■ Dataset excerpt:

......

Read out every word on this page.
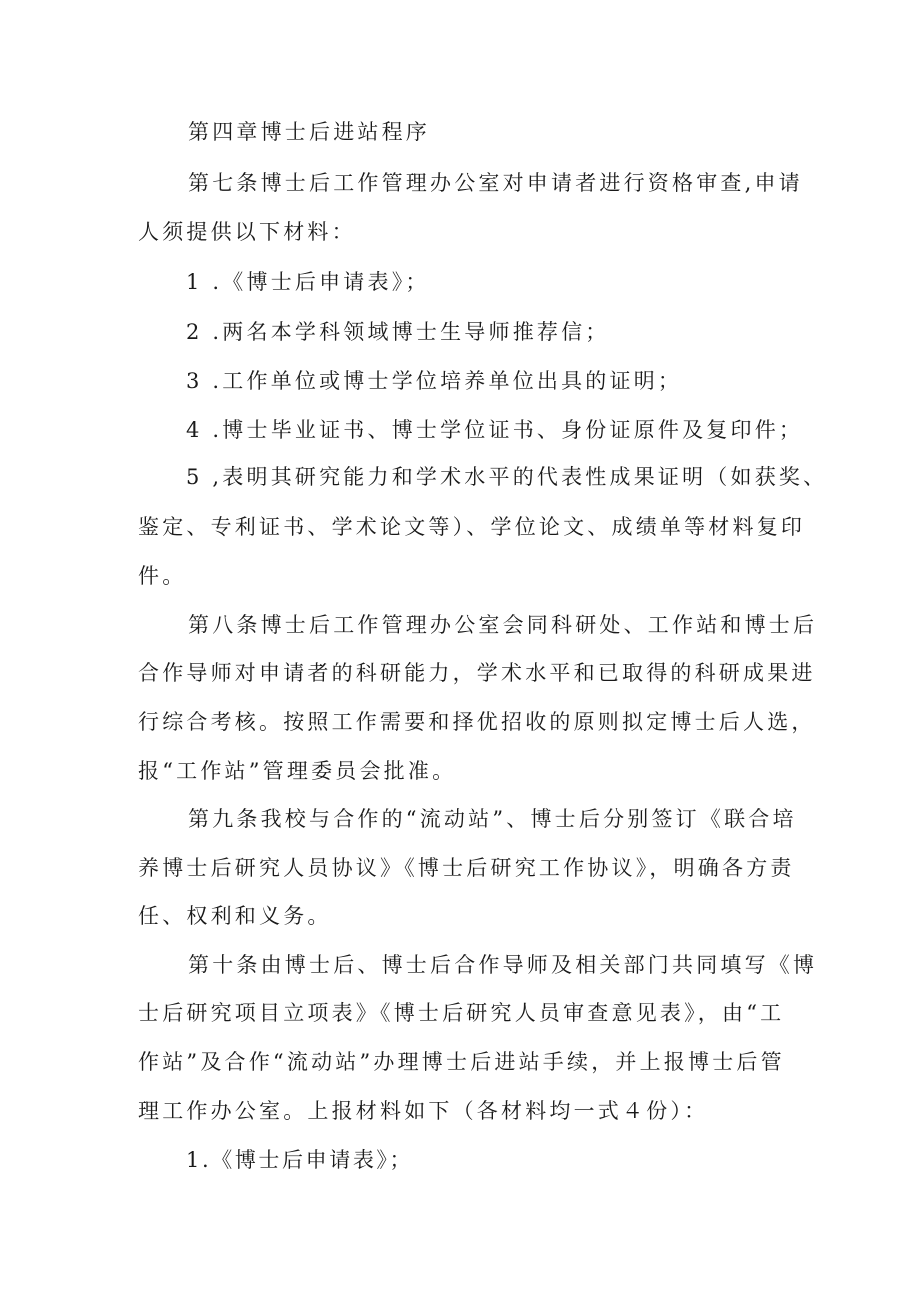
第四章博士后进站程序

第七条博士后工作管理办公室对申请者进行资格审查,申请

人须提供以下材料：

1 .《博士后申请表》；

2 .两名本学科领域博士生导师推荐信；

3 .工作单位或博士学位培养单位出具的证明；

4 .博士毕业证书、博士学位证书、身份证原件及复印件；

5 ,表明其研究能力和学术水平的代表性成果证明（如获奖、

鉴定、专利证书、学术论文等）、学位论文、成绩单等材料复印

件。

第八条博士后工作管理办公室会同科研处、工作站和博士后

合作导师对申请者的科研能力，学术水平和已取得的科研成果进

行综合考核。按照工作需要和择优招收的原则拟定博士后人选，

报“工作站”管理委员会批准。

第九条我校与合作的“流动站”、博士后分别签订《联合培

养博士后研究人员协议》《博士后研究工作协议》，明确各方责

任、权利和义务。

第十条由博士后、博士后合作导师及相关部门共同填写《博

士后研究项目立项表》《博士后研究人员审查意见表》，由“工

作站”及合作“流动站”办理博士后进站手续，并上报博士后管

理工作办公室。上报材料如下（各材料均一式４份）：

1.《博士后申请表》；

......

Copy the listing word for word, excluding its pictures.

■ Response below:
Read out every word on this page.
第四章博士后进站程序

第七条博士后工作管理办公室对申请者进行资格审查,申请

人须提供以下材料：

1 .《博士后申请表》；

2 .两名本学科领域博士生导师推荐信；

3 .工作单位或博士学位培养单位出具的证明；

4 .博士毕业证书、博士学位证书、身份证原件及复印件；

5 ,表明其研究能力和学术水平的代表性成果证明（如获奖、

鉴定、专利证书、学术论文等）、学位论文、成绩单等材料复印

件。

第八条博士后工作管理办公室会同科研处、工作站和博士后

合作导师对申请者的科研能力，学术水平和已取得的科研成果进

行综合考核。按照工作需要和择优招收的原则拟定博士后人选，

报“工作站”管理委员会批准。

第九条我校与合作的“流动站”、博士后分别签订《联合培

养博士后研究人员协议》《博士后研究工作协议》，明确各方责

任、权利和义务。

第十条由博士后、博士后合作导师及相关部门共同填写《博

士后研究项目立项表》《博士后研究人员审查意见表》，由“工

作站”及合作“流动站”办理博士后进站手续，并上报博士后管

理工作办公室。上报材料如下（各材料均一式４份）：

1.《博士后申请表》；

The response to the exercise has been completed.